*To be done:* Using the material that follows, identify and copy each line with the string "защиты".

(Records contained in a dataset)

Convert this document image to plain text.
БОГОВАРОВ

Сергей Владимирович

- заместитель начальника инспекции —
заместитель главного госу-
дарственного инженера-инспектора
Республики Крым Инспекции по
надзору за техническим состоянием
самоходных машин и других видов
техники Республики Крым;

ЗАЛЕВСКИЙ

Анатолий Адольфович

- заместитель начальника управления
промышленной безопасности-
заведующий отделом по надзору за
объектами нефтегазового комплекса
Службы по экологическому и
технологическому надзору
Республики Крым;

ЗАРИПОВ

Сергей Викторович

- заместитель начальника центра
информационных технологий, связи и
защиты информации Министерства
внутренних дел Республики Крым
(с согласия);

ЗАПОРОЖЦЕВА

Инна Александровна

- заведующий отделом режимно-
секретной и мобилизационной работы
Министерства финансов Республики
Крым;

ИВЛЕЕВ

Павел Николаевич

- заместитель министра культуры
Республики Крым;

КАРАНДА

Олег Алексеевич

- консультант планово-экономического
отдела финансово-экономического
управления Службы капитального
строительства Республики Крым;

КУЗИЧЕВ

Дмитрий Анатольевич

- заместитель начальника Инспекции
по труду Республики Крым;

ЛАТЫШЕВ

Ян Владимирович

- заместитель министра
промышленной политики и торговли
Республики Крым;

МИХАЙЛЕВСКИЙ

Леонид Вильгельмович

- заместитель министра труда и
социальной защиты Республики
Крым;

*Response:*
защиты информации Министерства
социальной защиты Республики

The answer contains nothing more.